> [AIM OF THE TASK] Your task is to transcribe the data in full.

* begin *

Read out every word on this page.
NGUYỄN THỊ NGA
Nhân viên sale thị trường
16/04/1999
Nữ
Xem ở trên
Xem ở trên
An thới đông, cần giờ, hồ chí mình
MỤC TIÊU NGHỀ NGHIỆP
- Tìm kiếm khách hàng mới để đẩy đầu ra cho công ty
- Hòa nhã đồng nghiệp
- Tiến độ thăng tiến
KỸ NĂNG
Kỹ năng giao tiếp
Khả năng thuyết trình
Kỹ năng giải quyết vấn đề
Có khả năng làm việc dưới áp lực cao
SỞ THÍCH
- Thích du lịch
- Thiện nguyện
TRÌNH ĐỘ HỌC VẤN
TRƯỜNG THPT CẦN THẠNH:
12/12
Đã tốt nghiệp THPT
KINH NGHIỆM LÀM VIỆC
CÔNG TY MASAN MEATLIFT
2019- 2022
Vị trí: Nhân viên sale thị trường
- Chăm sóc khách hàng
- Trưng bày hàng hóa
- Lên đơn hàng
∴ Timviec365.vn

* end *

> [SOLUTION TO THE PROBLEM]
Read out every word on this page.
NGUYỄN THỊ NGA
Nhân viên sale thị trường
16/04/1999
Nữ
Xem ở trên
Xem ở trên
An thới đông, cần giờ, hồ chí mình
MỤC TIÊU NGHỀ NGHIỆP
- Tìm kiếm khách hàng mới để đẩy đầu ra cho công ty
- Hòa nhã đồng nghiệp
- Tiến độ thăng tiến
KỸ NĂNG
Kỹ năng giao tiếp
Khả năng thuyết trình
Kỹ năng giải quyết vấn đề
Có khả năng làm việc dưới áp lực cao
SỞ THÍCH
- Thích du lịch
- Thiện nguyện
TRÌNH ĐỘ HỌC VẤN
TRƯỜNG THPT CẦN THẠNH:
12/12
Đã tốt nghiệp THPT
KINH NGHIỆM LÀM VIỆC
CÔNG TY MASAN MEATLIFT
2019- 2022
Vị trí: Nhân viên sale thị trường
- Chăm sóc khách hàng
- Trưng bày hàng hóa
- Lên đơn hàng
∴ Timviec365.vn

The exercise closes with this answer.